• _The exercise_
From the listing below, extract each line containing the string "name".

◆ ◆ ◆ ◆ ◆ ◆ ◆

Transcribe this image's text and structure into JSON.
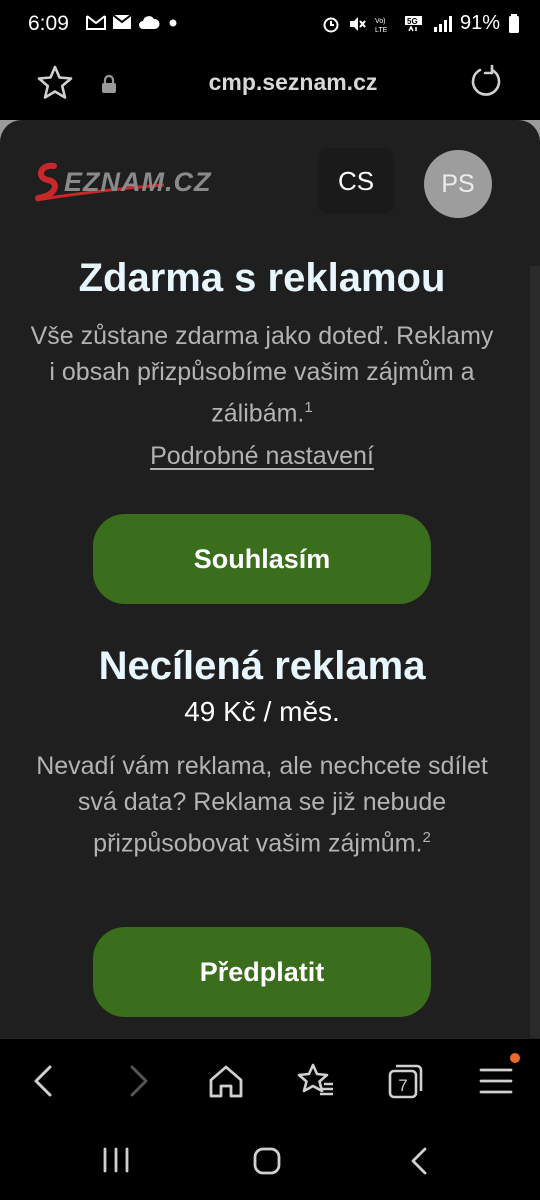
{
  "status_bar": {
    "time": "6:09",
    "battery": "91%",
    "icons": [
      "gmail-icon",
      "mail-icon",
      "cloud-icon",
      "dot-icon",
      "alarm-icon",
      "mute-icon",
      "volte-icon",
      "5g-icon",
      "signal-icon",
      "battery-icon"
    ]
  },
  "browser": {
    "url": "cmp.seznam.cz"
  },
  "header": {
    "logo_text": "SEZNAM.CZ",
    "language": "CS",
    "avatar_initials": "PS"
  },
  "option_free": {
    "title": "Zdarma s reklamou",
    "description": "Vše zůstane zdarma jako doteď. Reklamy i obsah přizpůsobíme vašim zájmům a zálibám.",
    "footnote": "1",
    "details_link": "Podrobné nastavení",
    "button": "Souhlasím"
  },
  "option_paid": {
    "title": "Necílená reklama",
    "price": "49 Kč / měs.",
    "description": "Nevadí vám reklama, ale nechcete sdílet svá data? Reklama se již nebude přizpůsobovat vašim zájmům.",
    "footnote": "2",
    "button": "Předplatit"
  },
  "toolbar": {
    "tab_count": "7",
    "notification_color": "#e96a2a"
  },
  "colors": {
    "accent_button": "#3a6d1c",
    "heading": "#e8f6ff",
    "logo_red": "#c8282a"
  }
}
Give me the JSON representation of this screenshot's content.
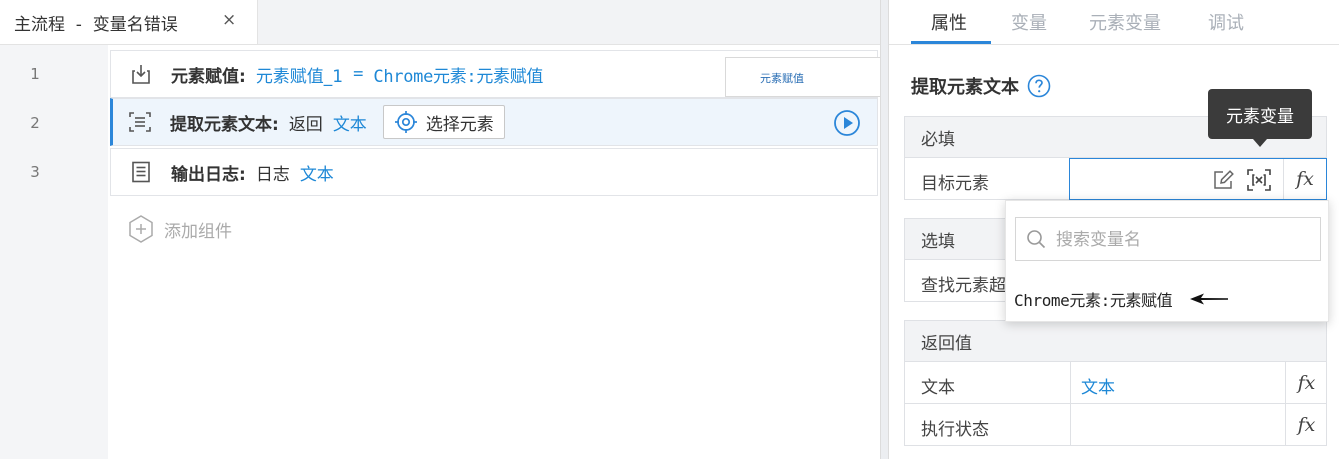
{
  "editor": {
    "tab_title": "主流程  -  变量名错误",
    "tab_close": "×",
    "line_numbers": [
      "1",
      "2",
      "3"
    ],
    "rows": [
      {
        "name": "元素赋值:",
        "target": "元素赋值_1",
        "op": "=",
        "source": "Chrome元素:元素赋值",
        "preview": "元素赋值"
      },
      {
        "name": "提取元素文本:",
        "text1": "返回",
        "text2": "文本",
        "button": "选择元素"
      },
      {
        "name": "输出日志:",
        "text1": "日志",
        "text2": "文本"
      }
    ],
    "add_component": "添加组件"
  },
  "panel": {
    "tabs": [
      "属性",
      "变量",
      "元素变量",
      "调试"
    ],
    "active_tab": 0,
    "title": "提取元素文本",
    "sections": {
      "required": {
        "label": "必填",
        "rows": [
          {
            "label": "目标元素"
          }
        ]
      },
      "optional": {
        "label": "选填",
        "rows": [
          {
            "label": "查找元素超"
          }
        ]
      },
      "returns": {
        "label": "返回值",
        "rows": [
          {
            "label": "文本",
            "value": "文本"
          },
          {
            "label": "执行状态",
            "value": ""
          }
        ]
      }
    },
    "fx_label": "fx",
    "tooltip": "元素变量",
    "dropdown": {
      "search_placeholder": "搜索变量名",
      "options": [
        "Chrome元素:元素赋值"
      ]
    }
  },
  "colors": {
    "accent": "#2b86d9",
    "link": "#1e88d6",
    "tooltip_bg": "#3b3b3b"
  }
}
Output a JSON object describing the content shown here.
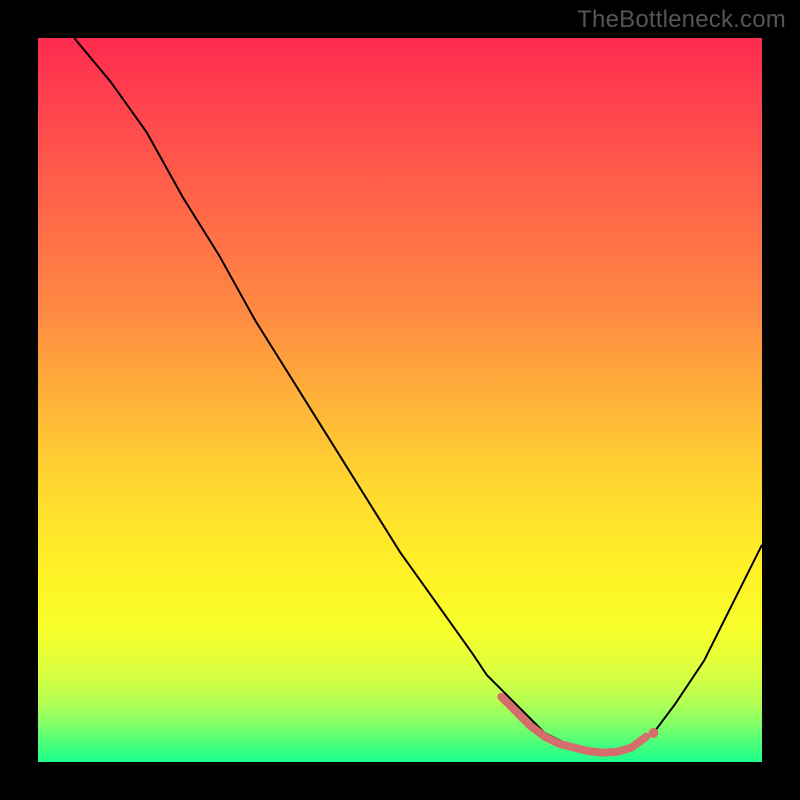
{
  "watermark": "TheBottleneck.com",
  "chart_data": {
    "type": "line",
    "title": "",
    "xlabel": "",
    "ylabel": "",
    "xlim": [
      0,
      100
    ],
    "ylim": [
      0,
      100
    ],
    "series": [
      {
        "name": "curve",
        "x": [
          5,
          10,
          15,
          20,
          25,
          30,
          35,
          40,
          45,
          50,
          55,
          60,
          62,
          64,
          66,
          68,
          70,
          72,
          74,
          76,
          78,
          80,
          82,
          85,
          88,
          92,
          96,
          100
        ],
        "y": [
          100,
          94,
          87,
          78,
          70,
          61,
          53,
          45,
          37,
          29,
          22,
          15,
          12,
          10,
          8,
          6,
          4,
          3,
          2,
          1.5,
          1.2,
          1.3,
          2,
          4,
          8,
          14,
          22,
          30
        ]
      },
      {
        "name": "highlight-region",
        "x": [
          64,
          66,
          68,
          70,
          72,
          74,
          76,
          78,
          80,
          82,
          84
        ],
        "y": [
          9,
          7,
          5,
          3.5,
          2.5,
          2,
          1.5,
          1.3,
          1.4,
          2,
          3.5
        ]
      }
    ],
    "annotations": [
      {
        "type": "dot",
        "x": 85,
        "y": 4
      }
    ],
    "background_gradient": {
      "stops": [
        {
          "offset": 0.0,
          "color": "#ff2b4f"
        },
        {
          "offset": 0.12,
          "color": "#ff4a4d"
        },
        {
          "offset": 0.25,
          "color": "#ff6a48"
        },
        {
          "offset": 0.38,
          "color": "#ff8a42"
        },
        {
          "offset": 0.5,
          "color": "#ffb239"
        },
        {
          "offset": 0.62,
          "color": "#ffd82f"
        },
        {
          "offset": 0.74,
          "color": "#fff227"
        },
        {
          "offset": 0.82,
          "color": "#f6ff2b"
        },
        {
          "offset": 0.88,
          "color": "#d8ff42"
        },
        {
          "offset": 0.92,
          "color": "#b0ff55"
        },
        {
          "offset": 0.95,
          "color": "#7dff68"
        },
        {
          "offset": 0.975,
          "color": "#49ff7b"
        },
        {
          "offset": 1.0,
          "color": "#1cff8c"
        }
      ]
    }
  }
}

◆ ◆ ◆ ◆ ◆ ◆ ◆

• _Task response_
        "name": "元素赋值:",
        "name": "提取元素文本:",
        "name": "输出日志:",
        "name": "curve",
        "name": "highlight-region",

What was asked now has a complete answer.